Task requirements
Transcribe every record that appears below, exactly and in full.

Provided data
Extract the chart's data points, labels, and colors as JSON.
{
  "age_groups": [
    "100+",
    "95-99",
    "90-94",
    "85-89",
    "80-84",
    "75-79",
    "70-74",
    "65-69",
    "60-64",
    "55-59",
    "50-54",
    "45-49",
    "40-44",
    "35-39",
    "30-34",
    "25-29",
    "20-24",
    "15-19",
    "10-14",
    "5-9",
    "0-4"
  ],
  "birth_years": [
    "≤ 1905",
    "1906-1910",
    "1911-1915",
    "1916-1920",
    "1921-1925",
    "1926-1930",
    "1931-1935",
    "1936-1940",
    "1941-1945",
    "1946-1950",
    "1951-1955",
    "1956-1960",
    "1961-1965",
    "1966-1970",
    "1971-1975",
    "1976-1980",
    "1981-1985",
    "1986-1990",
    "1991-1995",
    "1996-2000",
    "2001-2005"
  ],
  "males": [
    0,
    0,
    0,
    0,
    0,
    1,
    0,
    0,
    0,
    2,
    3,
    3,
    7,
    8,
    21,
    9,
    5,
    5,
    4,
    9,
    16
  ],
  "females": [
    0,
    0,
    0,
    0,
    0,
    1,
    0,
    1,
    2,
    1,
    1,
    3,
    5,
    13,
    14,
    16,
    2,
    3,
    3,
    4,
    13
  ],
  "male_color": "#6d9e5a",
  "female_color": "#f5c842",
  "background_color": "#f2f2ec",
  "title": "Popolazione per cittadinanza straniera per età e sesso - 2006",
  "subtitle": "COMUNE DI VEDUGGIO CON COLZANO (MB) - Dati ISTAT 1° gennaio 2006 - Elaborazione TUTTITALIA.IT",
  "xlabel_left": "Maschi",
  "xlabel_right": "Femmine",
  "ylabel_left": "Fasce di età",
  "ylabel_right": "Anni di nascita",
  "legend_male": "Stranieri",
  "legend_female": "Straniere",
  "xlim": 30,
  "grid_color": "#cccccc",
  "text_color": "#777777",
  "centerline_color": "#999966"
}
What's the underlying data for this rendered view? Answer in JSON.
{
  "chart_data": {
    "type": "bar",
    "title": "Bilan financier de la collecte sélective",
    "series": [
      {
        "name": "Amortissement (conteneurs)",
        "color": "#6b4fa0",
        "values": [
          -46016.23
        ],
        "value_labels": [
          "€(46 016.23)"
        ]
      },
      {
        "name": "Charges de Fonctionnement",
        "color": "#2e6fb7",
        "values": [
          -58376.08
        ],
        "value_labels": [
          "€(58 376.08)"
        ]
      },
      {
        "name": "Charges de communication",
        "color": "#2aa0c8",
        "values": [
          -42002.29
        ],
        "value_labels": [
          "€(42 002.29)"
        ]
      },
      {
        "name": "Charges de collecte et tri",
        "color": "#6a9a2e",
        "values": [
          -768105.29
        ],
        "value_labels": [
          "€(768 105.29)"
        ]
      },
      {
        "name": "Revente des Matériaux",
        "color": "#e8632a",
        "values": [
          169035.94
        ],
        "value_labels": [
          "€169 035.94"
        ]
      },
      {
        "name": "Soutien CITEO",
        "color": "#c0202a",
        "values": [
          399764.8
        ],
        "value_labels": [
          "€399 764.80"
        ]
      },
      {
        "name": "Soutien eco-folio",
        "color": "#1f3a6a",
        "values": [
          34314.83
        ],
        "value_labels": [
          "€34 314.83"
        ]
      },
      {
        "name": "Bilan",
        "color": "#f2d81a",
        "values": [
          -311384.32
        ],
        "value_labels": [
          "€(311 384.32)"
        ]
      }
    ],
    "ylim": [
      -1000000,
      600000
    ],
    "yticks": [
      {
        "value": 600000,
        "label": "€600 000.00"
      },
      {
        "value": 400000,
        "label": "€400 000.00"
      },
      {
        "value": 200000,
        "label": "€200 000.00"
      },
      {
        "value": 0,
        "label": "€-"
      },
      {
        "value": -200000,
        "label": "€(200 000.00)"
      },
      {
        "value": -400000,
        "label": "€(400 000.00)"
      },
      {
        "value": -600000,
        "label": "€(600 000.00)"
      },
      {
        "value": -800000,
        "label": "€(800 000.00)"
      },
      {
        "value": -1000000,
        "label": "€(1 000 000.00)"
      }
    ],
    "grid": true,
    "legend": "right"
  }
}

Response for this exercise
Extract the chart's data points, labels, and colors as JSON.
{
  "age_groups": [
    "100+",
    "95-99",
    "90-94",
    "85-89",
    "80-84",
    "75-79",
    "70-74",
    "65-69",
    "60-64",
    "55-59",
    "50-54",
    "45-49",
    "40-44",
    "35-39",
    "30-34",
    "25-29",
    "20-24",
    "15-19",
    "10-14",
    "5-9",
    "0-4"
  ],
  "birth_years": [
    "≤ 1905",
    "1906-1910",
    "1911-1915",
    "1916-1920",
    "1921-1925",
    "1926-1930",
    "1931-1935",
    "1936-1940",
    "1941-1945",
    "1946-1950",
    "1951-1955",
    "1956-1960",
    "1961-1965",
    "1966-1970",
    "1971-1975",
    "1976-1980",
    "1981-1985",
    "1986-1990",
    "1991-1995",
    "1996-2000",
    "2001-2005"
  ],
  "males": [
    0,
    0,
    0,
    0,
    0,
    1,
    0,
    0,
    0,
    2,
    3,
    3,
    7,
    8,
    21,
    9,
    5,
    5,
    4,
    9,
    16
  ],
  "females": [
    0,
    0,
    0,
    0,
    0,
    1,
    0,
    1,
    2,
    1,
    1,
    3,
    5,
    13,
    14,
    16,
    2,
    3,
    3,
    4,
    13
  ],
  "male_color": "#6d9e5a",
  "female_color": "#f5c842",
  "background_color": "#f2f2ec",
  "title": "Popolazione per cittadinanza straniera per età e sesso - 2006",
  "subtitle": "COMUNE DI VEDUGGIO CON COLZANO (MB) - Dati ISTAT 1° gennaio 2006 - Elaborazione TUTTITALIA.IT",
  "xlabel_left": "Maschi",
  "xlabel_right": "Femmine",
  "ylabel_left": "Fasce di età",
  "ylabel_right": "Anni di nascita",
  "legend_male": "Stranieri",
  "legend_female": "Straniere",
  "xlim": 30,
  "grid_color": "#cccccc",
  "text_color": "#777777",
  "centerline_color": "#999966"
}
What's the underlying data for this rendered view? Answer in JSON.
{
  "chart_data": {
    "type": "bar",
    "title": "Bilan financier de la collecte sélective",
    "series": [
      {
        "name": "Amortissement (conteneurs)",
        "color": "#6b4fa0",
        "values": [
          -46016.23
        ],
        "value_labels": [
          "€(46 016.23)"
        ]
      },
      {
        "name": "Charges de Fonctionnement",
        "color": "#2e6fb7",
        "values": [
          -58376.08
        ],
        "value_labels": [
          "€(58 376.08)"
        ]
      },
      {
        "name": "Charges de communication",
        "color": "#2aa0c8",
        "values": [
          -42002.29
        ],
        "value_labels": [
          "€(42 002.29)"
        ]
      },
      {
        "name": "Charges de collecte et tri",
        "color": "#6a9a2e",
        "values": [
          -768105.29
        ],
        "value_labels": [
          "€(768 105.29)"
        ]
      },
      {
        "name": "Revente des Matériaux",
        "color": "#e8632a",
        "values": [
          169035.94
        ],
        "value_labels": [
          "€169 035.94"
        ]
      },
      {
        "name": "Soutien CITEO",
        "color": "#c0202a",
        "values": [
          399764.8
        ],
        "value_labels": [
          "€399 764.80"
        ]
      },
      {
        "name": "Soutien eco-folio",
        "color": "#1f3a6a",
        "values": [
          34314.83
        ],
        "value_labels": [
          "€34 314.83"
        ]
      },
      {
        "name": "Bilan",
        "color": "#f2d81a",
        "values": [
          -311384.32
        ],
        "value_labels": [
          "€(311 384.32)"
        ]
      }
    ],
    "ylim": [
      -1000000,
      600000
    ],
    "yticks": [
      {
        "value": 600000,
        "label": "€600 000.00"
      },
      {
        "value": 400000,
        "label": "€400 000.00"
      },
      {
        "value": 200000,
        "label": "€200 000.00"
      },
      {
        "value": 0,
        "label": "€-"
      },
      {
        "value": -200000,
        "label": "€(200 000.00)"
      },
      {
        "value": -400000,
        "label": "€(400 000.00)"
      },
      {
        "value": -600000,
        "label": "€(600 000.00)"
      },
      {
        "value": -800000,
        "label": "€(800 000.00)"
      },
      {
        "value": -1000000,
        "label": "€(1 000 000.00)"
      }
    ],
    "grid": true,
    "legend": "right"
  }
}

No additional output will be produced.